# Items start

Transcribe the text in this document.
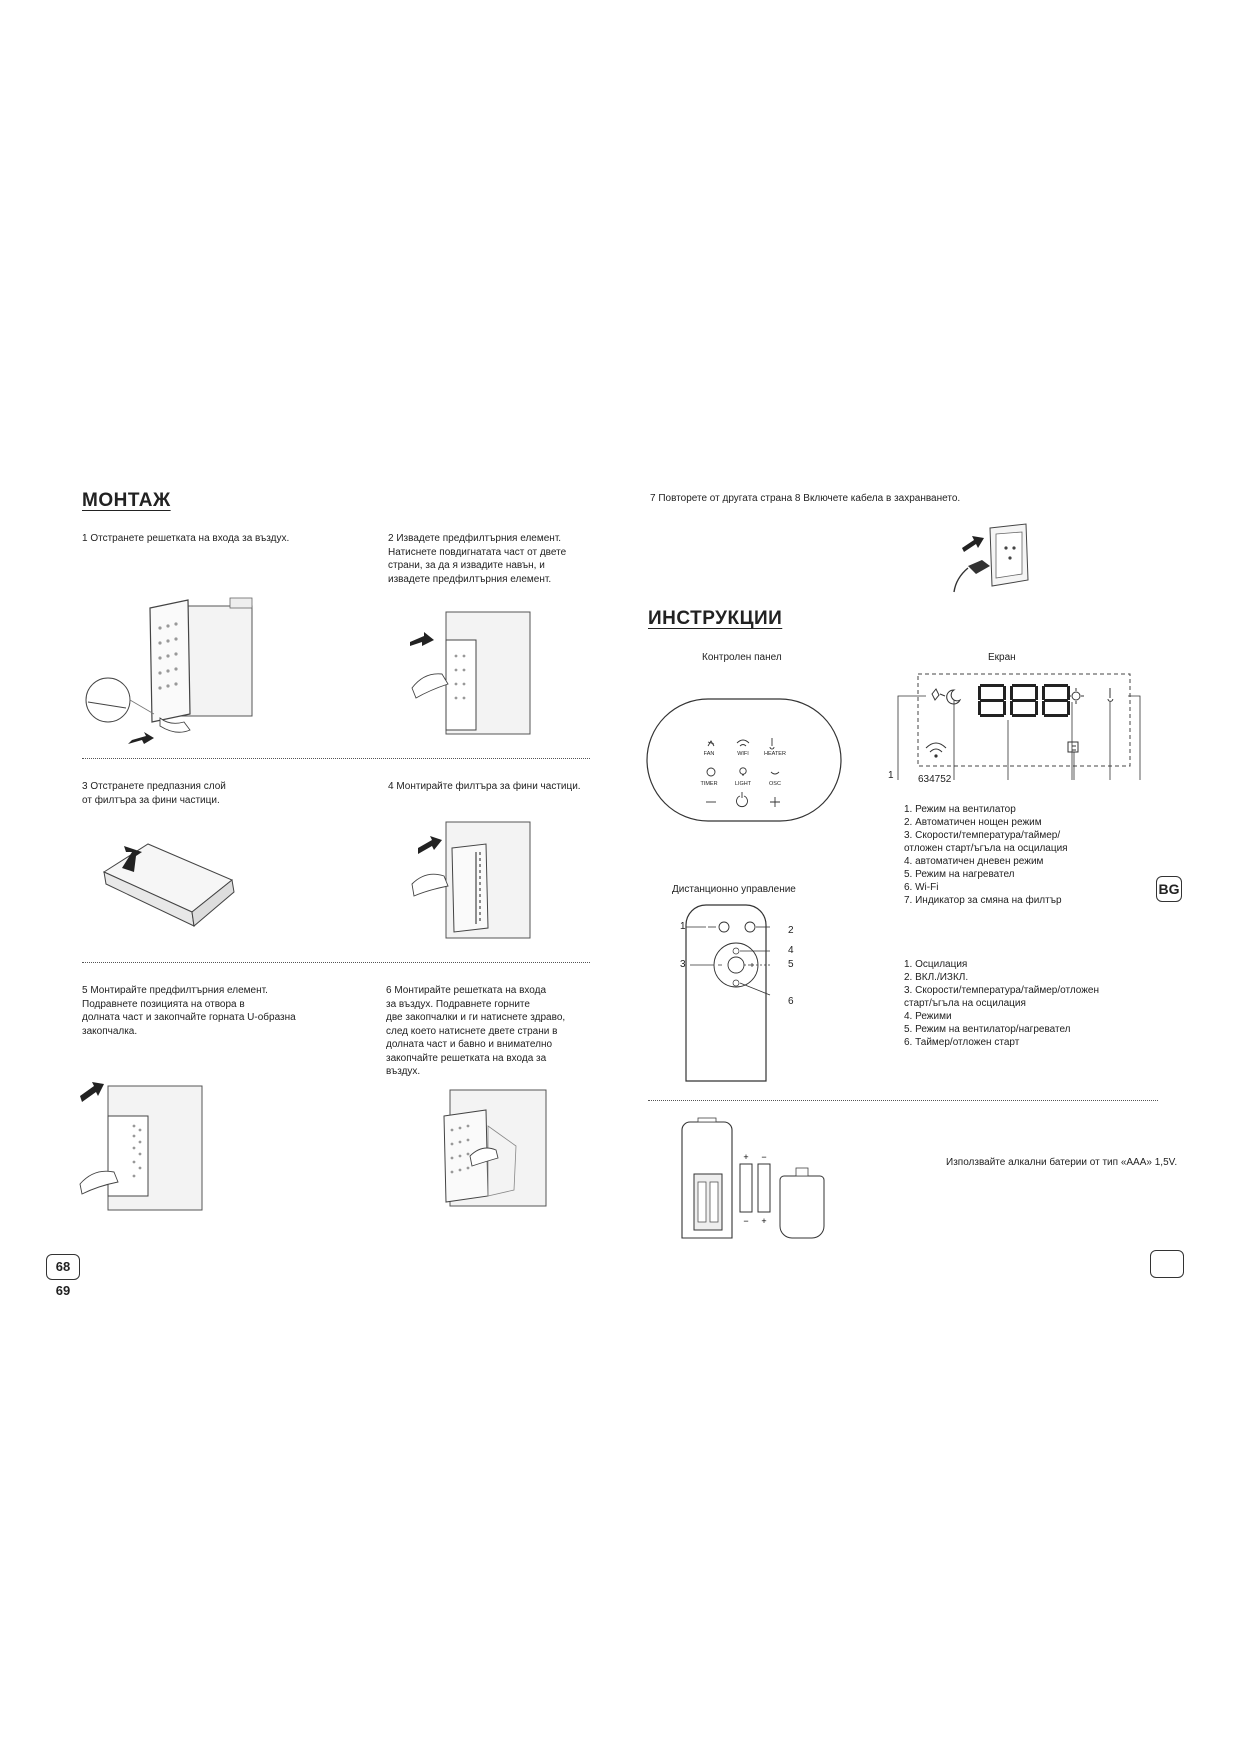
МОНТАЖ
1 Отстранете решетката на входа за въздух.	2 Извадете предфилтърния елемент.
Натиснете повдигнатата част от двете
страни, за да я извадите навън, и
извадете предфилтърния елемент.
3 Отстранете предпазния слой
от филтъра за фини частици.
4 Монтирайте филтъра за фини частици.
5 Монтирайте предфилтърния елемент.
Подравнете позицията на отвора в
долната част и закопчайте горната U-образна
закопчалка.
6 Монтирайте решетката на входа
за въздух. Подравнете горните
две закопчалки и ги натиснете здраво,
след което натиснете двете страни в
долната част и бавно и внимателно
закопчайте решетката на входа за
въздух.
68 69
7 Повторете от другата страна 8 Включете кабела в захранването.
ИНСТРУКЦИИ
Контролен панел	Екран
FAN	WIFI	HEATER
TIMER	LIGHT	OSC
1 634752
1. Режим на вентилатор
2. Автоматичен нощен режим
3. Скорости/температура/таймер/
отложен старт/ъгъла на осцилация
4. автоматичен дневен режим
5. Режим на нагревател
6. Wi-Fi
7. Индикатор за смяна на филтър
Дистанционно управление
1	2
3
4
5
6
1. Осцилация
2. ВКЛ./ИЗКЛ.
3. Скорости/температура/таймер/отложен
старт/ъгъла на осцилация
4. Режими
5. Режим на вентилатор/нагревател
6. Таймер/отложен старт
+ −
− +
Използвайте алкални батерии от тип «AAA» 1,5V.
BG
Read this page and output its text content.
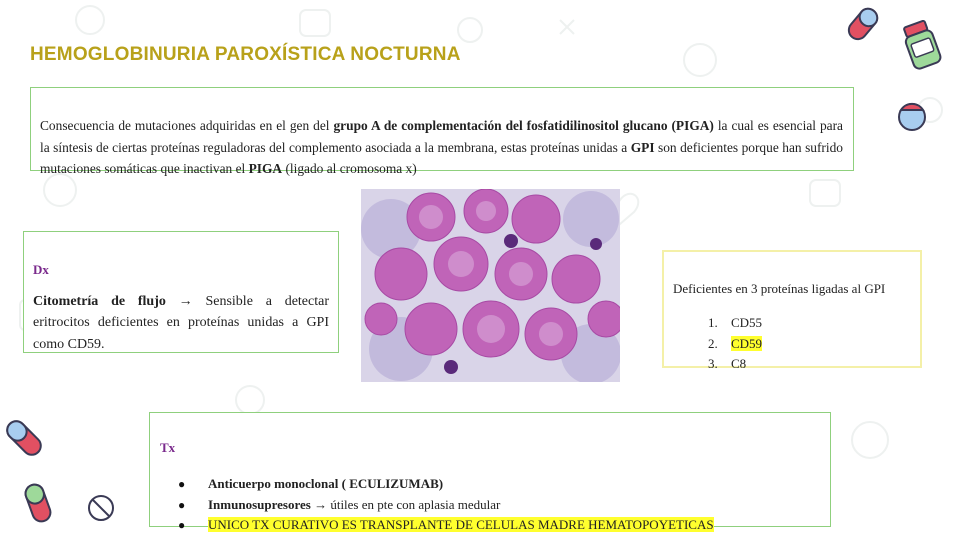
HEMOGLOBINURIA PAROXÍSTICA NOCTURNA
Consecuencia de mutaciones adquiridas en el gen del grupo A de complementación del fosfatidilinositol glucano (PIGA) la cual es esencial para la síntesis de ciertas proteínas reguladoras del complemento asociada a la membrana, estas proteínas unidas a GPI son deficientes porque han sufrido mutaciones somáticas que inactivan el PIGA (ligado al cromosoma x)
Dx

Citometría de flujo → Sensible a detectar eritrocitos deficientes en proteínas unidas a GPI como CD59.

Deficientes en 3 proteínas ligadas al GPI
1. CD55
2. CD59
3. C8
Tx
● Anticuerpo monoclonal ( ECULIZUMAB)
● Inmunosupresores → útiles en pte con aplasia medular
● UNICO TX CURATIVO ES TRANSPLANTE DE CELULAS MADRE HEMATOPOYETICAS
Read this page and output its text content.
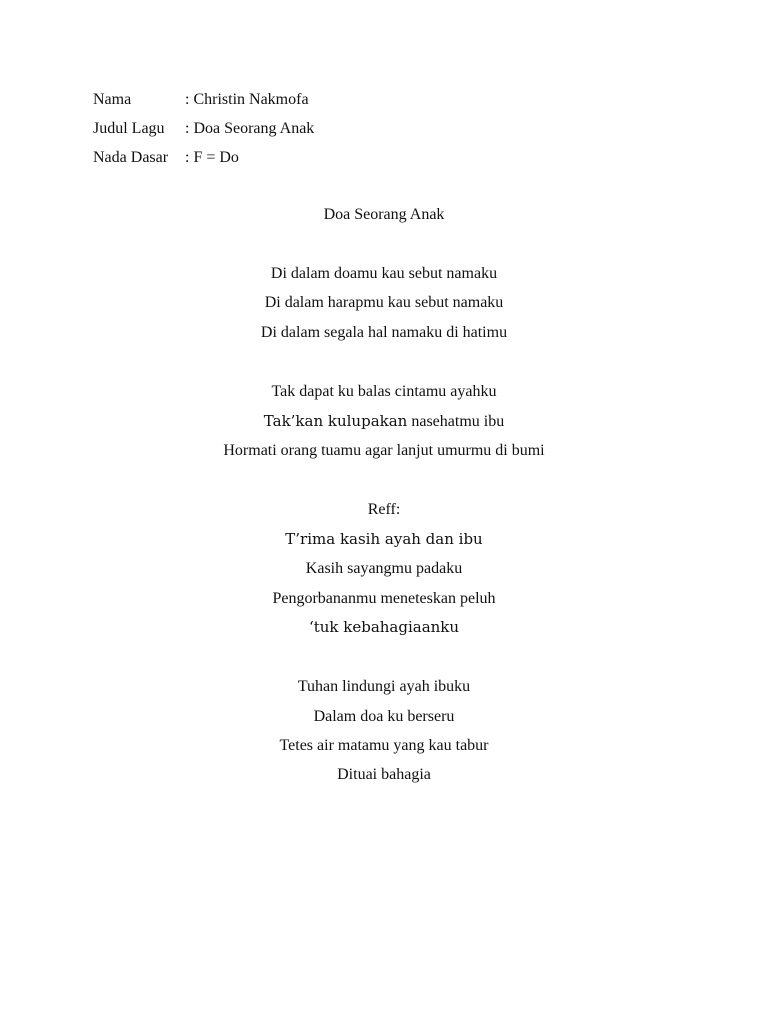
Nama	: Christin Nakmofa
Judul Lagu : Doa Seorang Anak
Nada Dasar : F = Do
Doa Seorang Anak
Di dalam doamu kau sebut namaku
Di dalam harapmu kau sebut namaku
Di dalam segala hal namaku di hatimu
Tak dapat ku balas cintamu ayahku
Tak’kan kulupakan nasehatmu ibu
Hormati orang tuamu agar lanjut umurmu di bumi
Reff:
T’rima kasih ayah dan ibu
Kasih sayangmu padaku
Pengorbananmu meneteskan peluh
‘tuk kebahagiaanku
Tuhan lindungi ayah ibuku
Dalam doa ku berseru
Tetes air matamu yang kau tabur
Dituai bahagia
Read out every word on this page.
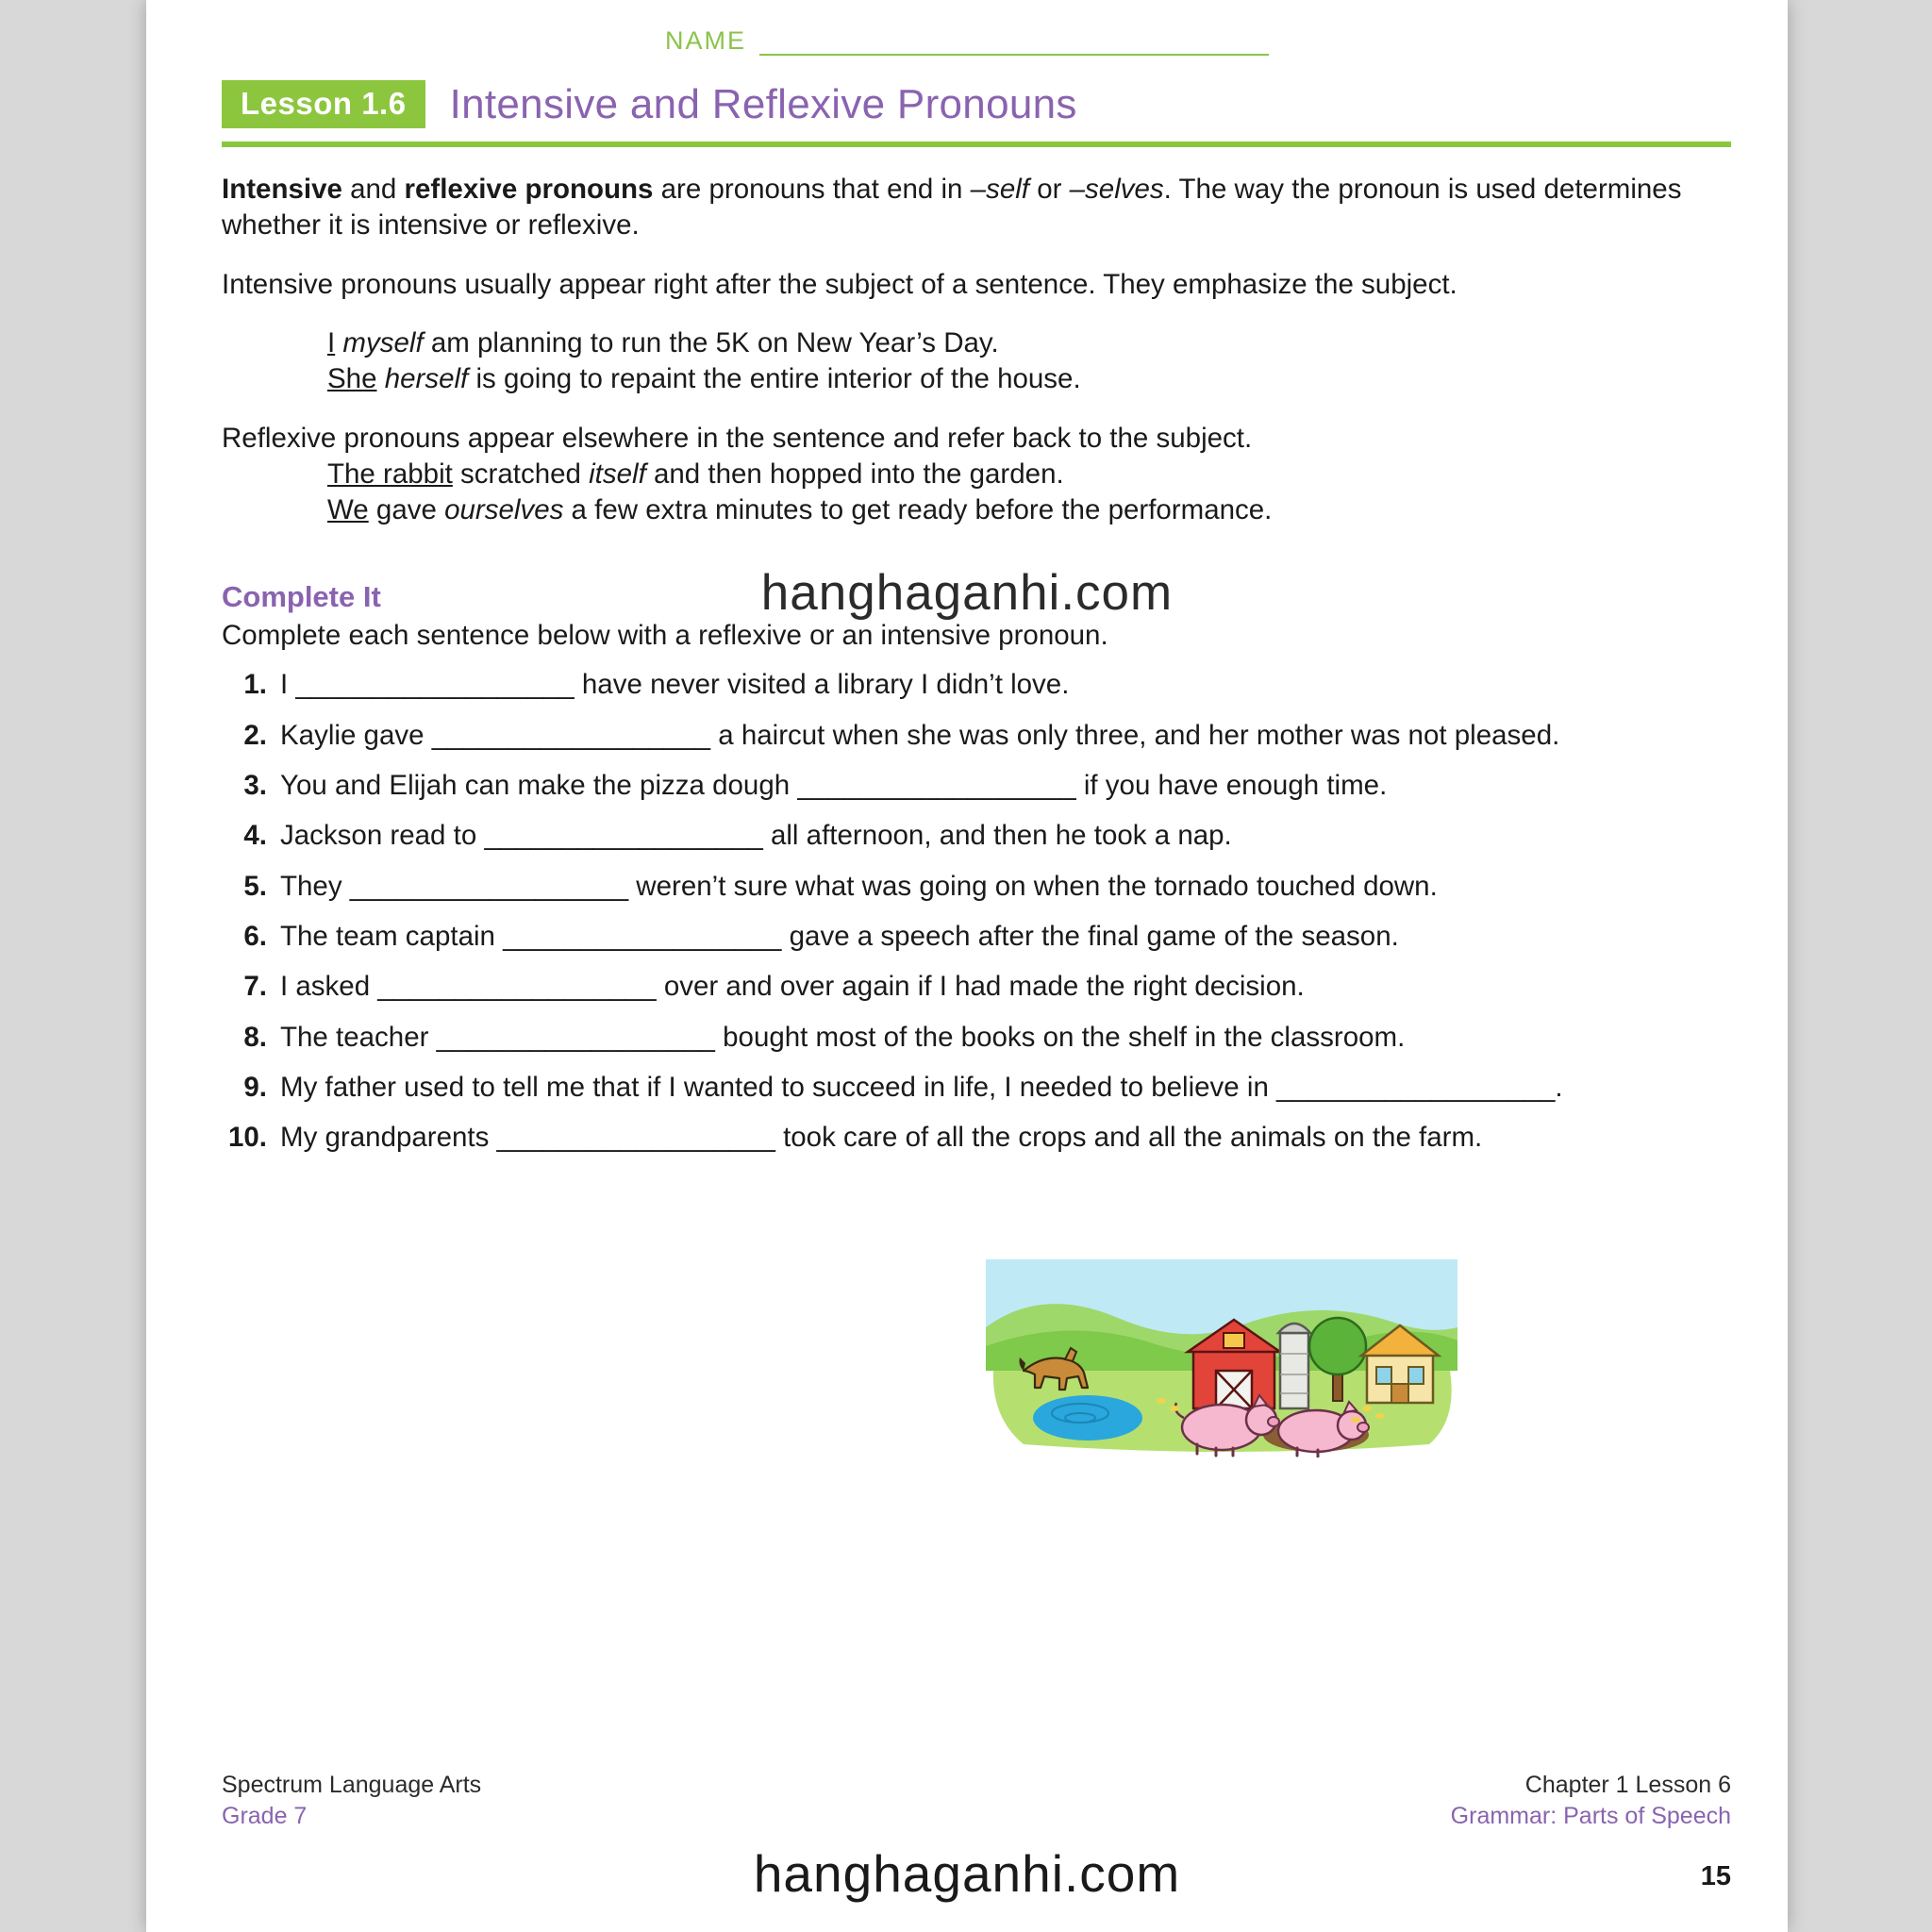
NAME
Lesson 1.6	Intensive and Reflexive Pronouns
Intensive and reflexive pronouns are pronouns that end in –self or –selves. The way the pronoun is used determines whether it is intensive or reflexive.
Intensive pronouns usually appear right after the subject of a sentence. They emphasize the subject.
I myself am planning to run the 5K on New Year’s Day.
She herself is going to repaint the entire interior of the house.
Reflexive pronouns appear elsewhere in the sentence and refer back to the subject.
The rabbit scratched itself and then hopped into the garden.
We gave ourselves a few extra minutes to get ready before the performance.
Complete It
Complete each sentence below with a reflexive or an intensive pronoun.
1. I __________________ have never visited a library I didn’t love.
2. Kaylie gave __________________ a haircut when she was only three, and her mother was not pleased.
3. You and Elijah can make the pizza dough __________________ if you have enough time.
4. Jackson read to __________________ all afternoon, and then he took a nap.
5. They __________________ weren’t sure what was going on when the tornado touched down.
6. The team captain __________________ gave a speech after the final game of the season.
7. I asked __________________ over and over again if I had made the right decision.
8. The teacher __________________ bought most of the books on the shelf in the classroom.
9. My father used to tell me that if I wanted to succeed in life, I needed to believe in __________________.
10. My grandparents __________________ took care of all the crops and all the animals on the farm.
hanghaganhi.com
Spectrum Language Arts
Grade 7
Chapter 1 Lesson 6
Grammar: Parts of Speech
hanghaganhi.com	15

# Items end

● **Instructions for the task**
Give only the count of lines in the data that include the string "when".

● **Output of the task**
2